Given exercise: Present every line in which the string "Collections" appears.

Supplied data:
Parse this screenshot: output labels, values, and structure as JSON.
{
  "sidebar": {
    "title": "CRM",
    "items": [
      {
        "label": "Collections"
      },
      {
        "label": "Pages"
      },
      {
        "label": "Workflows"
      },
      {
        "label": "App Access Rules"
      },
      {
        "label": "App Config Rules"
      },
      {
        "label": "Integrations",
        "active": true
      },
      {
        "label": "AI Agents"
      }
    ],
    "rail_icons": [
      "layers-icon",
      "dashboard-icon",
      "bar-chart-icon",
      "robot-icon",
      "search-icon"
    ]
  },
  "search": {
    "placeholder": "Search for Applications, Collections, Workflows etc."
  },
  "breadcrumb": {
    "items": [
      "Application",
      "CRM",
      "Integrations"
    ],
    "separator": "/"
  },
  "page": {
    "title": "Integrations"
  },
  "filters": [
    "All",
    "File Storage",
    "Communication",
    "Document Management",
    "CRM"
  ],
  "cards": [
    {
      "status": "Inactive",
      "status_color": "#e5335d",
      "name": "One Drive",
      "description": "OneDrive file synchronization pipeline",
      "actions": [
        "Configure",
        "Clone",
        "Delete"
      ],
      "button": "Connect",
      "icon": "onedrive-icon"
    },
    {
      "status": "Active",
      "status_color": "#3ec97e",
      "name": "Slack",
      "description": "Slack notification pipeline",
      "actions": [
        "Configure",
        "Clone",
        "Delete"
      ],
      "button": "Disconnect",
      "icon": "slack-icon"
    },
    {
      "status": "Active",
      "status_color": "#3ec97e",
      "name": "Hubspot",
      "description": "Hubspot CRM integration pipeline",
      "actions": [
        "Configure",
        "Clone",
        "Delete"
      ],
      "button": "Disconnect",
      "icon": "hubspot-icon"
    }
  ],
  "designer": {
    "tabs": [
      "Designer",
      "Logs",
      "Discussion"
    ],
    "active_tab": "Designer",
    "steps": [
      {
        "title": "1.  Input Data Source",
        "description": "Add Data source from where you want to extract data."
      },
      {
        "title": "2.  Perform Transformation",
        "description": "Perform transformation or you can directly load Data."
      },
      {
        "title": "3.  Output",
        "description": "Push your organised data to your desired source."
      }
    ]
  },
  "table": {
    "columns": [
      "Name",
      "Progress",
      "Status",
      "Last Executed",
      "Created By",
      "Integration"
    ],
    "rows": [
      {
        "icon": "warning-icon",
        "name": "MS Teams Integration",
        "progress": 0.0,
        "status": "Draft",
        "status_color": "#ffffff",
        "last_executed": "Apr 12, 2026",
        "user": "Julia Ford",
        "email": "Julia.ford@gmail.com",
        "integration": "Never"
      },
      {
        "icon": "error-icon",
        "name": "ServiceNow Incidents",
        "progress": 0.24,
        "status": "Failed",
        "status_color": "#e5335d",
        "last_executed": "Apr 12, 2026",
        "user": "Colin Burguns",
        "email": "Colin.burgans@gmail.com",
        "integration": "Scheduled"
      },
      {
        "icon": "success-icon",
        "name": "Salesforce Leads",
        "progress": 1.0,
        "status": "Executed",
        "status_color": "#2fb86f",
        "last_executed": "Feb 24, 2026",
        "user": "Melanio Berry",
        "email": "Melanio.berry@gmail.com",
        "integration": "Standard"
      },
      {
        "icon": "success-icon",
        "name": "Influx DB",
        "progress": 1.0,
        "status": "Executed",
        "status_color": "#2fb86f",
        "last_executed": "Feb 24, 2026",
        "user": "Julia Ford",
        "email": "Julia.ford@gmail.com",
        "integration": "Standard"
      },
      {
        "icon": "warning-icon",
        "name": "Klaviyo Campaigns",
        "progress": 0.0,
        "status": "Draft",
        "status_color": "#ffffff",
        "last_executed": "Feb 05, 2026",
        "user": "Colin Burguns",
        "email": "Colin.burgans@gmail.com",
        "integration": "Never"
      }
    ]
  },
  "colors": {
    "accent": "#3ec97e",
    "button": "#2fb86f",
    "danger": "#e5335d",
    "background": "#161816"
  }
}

Result of this exercise:
        "label": "Collections"
    "placeholder": "Search for Applications, Collections, Workflows etc."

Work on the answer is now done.